*What to produce*
For the entries below, how many lines include the word "考查连词"? Give the figure and nothing more.

*Data provided*
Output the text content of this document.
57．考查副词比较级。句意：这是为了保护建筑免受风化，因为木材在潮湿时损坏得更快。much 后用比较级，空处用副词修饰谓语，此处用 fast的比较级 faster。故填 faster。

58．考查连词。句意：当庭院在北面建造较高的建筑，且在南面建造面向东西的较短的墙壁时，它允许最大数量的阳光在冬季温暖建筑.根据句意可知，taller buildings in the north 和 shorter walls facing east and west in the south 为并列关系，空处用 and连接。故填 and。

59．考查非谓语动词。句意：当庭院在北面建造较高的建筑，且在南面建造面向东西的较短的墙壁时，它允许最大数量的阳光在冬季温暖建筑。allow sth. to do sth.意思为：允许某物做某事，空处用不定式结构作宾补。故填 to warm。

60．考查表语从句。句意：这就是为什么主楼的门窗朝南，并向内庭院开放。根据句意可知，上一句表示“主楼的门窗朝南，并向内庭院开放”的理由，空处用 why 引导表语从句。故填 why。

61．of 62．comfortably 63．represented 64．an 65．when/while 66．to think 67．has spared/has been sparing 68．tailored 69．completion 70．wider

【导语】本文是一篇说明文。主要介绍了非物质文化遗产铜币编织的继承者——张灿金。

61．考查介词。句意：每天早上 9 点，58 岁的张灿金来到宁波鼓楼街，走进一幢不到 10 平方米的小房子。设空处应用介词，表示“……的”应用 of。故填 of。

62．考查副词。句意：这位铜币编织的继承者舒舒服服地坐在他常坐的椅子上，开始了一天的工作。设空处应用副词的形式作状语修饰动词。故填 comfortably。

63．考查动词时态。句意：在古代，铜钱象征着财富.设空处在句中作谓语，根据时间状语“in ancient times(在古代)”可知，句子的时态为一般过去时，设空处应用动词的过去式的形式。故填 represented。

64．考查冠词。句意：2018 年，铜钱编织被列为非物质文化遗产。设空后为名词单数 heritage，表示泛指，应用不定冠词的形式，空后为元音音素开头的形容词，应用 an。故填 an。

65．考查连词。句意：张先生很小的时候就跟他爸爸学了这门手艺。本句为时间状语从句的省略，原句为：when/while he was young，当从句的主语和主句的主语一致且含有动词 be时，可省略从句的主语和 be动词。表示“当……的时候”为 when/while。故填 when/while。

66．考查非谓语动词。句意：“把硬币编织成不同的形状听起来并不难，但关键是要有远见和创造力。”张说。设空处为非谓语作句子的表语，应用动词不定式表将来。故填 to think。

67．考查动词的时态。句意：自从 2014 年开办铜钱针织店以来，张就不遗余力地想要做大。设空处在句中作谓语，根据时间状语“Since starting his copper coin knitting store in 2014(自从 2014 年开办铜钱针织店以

*Solution to this problem*
2